■ **Provided material**:

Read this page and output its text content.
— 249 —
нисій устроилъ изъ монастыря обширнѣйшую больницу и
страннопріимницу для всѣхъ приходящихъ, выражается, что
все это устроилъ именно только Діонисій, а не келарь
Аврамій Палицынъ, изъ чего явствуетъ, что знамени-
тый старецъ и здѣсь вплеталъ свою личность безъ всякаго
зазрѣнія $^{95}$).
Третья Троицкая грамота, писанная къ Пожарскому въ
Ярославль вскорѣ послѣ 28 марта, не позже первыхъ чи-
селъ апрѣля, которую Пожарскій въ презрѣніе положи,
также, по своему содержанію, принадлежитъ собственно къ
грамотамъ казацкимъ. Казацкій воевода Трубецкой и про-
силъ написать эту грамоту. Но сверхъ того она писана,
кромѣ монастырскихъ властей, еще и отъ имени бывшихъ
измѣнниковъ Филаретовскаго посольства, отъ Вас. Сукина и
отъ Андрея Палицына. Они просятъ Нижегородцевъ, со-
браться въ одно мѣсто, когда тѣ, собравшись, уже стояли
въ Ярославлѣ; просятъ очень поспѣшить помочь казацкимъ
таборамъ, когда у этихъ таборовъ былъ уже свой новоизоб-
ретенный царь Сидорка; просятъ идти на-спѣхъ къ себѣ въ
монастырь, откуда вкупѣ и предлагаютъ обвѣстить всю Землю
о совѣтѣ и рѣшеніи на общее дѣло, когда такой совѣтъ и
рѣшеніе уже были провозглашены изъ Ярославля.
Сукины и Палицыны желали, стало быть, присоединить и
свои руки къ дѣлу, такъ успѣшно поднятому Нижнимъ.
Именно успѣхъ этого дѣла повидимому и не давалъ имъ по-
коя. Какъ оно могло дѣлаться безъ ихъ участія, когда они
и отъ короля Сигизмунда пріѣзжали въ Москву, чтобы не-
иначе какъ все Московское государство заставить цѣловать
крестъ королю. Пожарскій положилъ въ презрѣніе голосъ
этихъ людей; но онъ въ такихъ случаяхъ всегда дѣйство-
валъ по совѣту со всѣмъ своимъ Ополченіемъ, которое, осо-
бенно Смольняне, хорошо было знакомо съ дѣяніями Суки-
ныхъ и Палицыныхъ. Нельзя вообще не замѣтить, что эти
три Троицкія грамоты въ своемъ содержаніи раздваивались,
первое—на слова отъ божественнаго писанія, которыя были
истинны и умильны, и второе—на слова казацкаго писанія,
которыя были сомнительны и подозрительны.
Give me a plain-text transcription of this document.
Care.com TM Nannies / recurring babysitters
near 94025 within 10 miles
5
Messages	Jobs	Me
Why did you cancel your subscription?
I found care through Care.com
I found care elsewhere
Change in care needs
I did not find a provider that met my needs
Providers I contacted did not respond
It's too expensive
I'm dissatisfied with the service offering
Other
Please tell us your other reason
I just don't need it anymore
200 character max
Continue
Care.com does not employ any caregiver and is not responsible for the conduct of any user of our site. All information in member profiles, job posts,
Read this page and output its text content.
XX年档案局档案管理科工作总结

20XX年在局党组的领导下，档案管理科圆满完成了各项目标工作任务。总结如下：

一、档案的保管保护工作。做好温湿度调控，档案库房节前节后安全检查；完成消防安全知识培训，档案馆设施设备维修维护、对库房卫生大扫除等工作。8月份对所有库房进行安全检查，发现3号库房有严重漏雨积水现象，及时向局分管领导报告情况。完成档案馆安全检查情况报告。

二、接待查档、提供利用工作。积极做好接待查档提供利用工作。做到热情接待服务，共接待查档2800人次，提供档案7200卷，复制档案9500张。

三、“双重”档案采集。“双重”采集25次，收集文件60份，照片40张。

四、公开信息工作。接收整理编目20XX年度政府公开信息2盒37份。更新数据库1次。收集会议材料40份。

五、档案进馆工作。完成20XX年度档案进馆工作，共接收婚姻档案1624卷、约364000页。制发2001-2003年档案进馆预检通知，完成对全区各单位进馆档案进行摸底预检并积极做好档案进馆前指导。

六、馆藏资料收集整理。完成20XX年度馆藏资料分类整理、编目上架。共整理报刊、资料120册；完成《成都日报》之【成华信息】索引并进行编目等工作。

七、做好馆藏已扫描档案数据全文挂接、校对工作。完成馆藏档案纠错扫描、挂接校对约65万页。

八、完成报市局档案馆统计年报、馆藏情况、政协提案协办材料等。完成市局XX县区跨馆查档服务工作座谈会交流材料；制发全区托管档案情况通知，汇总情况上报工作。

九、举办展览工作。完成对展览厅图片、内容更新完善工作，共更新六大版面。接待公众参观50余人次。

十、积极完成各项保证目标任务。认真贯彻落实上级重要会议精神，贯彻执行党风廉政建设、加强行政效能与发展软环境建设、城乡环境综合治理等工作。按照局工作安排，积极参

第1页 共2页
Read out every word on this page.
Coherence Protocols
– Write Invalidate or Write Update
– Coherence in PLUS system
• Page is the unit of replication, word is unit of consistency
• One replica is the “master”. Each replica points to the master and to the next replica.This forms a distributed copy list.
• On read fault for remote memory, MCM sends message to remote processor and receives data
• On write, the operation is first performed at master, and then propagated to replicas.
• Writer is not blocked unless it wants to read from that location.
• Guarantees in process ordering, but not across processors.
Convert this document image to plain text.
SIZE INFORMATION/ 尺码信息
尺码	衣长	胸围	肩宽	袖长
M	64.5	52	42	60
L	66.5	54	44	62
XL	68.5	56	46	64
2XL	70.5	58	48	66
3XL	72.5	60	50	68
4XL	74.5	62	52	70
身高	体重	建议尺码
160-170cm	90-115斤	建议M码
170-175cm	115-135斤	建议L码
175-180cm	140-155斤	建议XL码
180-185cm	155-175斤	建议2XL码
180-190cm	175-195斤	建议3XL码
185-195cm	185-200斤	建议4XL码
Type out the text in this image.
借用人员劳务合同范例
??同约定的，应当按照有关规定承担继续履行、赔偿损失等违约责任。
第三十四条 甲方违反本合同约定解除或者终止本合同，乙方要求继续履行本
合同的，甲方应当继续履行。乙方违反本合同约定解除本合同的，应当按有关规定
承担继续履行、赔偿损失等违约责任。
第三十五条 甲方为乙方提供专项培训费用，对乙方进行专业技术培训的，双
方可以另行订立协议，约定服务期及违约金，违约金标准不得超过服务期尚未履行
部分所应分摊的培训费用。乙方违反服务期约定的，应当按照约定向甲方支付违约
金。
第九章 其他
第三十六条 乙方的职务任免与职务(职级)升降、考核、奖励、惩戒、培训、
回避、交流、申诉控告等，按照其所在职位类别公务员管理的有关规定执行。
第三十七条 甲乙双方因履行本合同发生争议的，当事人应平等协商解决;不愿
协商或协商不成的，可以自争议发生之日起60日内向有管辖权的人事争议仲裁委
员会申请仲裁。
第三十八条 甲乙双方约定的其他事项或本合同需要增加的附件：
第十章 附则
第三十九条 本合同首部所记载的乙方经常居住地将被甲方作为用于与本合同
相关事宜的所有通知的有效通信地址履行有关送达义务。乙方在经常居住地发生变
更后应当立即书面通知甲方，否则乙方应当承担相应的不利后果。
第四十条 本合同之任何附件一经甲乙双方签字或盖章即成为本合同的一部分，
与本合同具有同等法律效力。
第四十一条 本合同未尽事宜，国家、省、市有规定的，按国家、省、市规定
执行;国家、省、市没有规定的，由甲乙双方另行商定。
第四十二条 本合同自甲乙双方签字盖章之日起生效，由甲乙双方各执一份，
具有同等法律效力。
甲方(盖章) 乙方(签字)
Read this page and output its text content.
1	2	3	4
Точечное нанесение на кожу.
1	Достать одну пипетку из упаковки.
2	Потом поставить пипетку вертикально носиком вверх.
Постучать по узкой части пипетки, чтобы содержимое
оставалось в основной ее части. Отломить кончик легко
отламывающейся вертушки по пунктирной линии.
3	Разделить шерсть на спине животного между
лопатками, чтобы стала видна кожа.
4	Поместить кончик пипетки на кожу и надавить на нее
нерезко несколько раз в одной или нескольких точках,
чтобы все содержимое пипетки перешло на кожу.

■ **Description of the task**:
In the records above, find the line containing "Convert this document image to plain text."; please retype it and every line after it through the last line, exactly and with nothing else.

■ **Problem solution**:
Convert this document image to plain text.
SIZE INFORMATION/ 尺码信息
尺码	衣长	胸围	肩宽	袖长
M	64.5	52	42	60
L	66.5	54	44	62
XL	68.5	56	46	64
2XL	70.5	58	48	66
3XL	72.5	60	50	68
4XL	74.5	62	52	70
身高	体重	建议尺码
160-170cm	90-115斤	建议M码
170-175cm	115-135斤	建议L码
175-180cm	140-155斤	建议XL码
180-185cm	155-175斤	建议2XL码
180-190cm	175-195斤	建议3XL码
185-195cm	185-200斤	建议4XL码
Type out the text in this image.
借用人员劳务合同范例
??同约定的，应当按照有关规定承担继续履行、赔偿损失等违约责任。
第三十四条 甲方违反本合同约定解除或者终止本合同，乙方要求继续履行本
合同的，甲方应当继续履行。乙方违反本合同约定解除本合同的，应当按有关规定
承担继续履行、赔偿损失等违约责任。
第三十五条 甲方为乙方提供专项培训费用，对乙方进行专业技术培训的，双
方可以另行订立协议，约定服务期及违约金，违约金标准不得超过服务期尚未履行
部分所应分摊的培训费用。乙方违反服务期约定的，应当按照约定向甲方支付违约
金。
第九章 其他
第三十六条 乙方的职务任免与职务(职级)升降、考核、奖励、惩戒、培训、
回避、交流、申诉控告等，按照其所在职位类别公务员管理的有关规定执行。
第三十七条 甲乙双方因履行本合同发生争议的，当事人应平等协商解决;不愿
协商或协商不成的，可以自争议发生之日起60日内向有管辖权的人事争议仲裁委
员会申请仲裁。
第三十八条 甲乙双方约定的其他事项或本合同需要增加的附件：
第十章 附则
第三十九条 本合同首部所记载的乙方经常居住地将被甲方作为用于与本合同
相关事宜的所有通知的有效通信地址履行有关送达义务。乙方在经常居住地发生变
更后应当立即书面通知甲方，否则乙方应当承担相应的不利后果。
第四十条 本合同之任何附件一经甲乙双方签字或盖章即成为本合同的一部分，
与本合同具有同等法律效力。
第四十一条 本合同未尽事宜，国家、省、市有规定的，按国家、省、市规定
执行;国家、省、市没有规定的，由甲乙双方另行商定。
第四十二条 本合同自甲乙双方签字盖章之日起生效，由甲乙双方各执一份，
具有同等法律效力。
甲方(盖章) 乙方(签字)
Read this page and output its text content.
1	2	3	4
Точечное нанесение на кожу.
1	Достать одну пипетку из упаковки.
2	Потом поставить пипетку вертикально носиком вверх.
Постучать по узкой части пипетки, чтобы содержимое
оставалось в основной ее части. Отломить кончик легко
отламывающейся вертушки по пунктирной линии.
3	Разделить шерсть на спине животного между
лопатками, чтобы стала видна кожа.
4	Поместить кончик пипетки на кожу и надавить на нее
нерезко несколько раз в одной или нескольких точках,
чтобы все содержимое пипетки перешло на кожу.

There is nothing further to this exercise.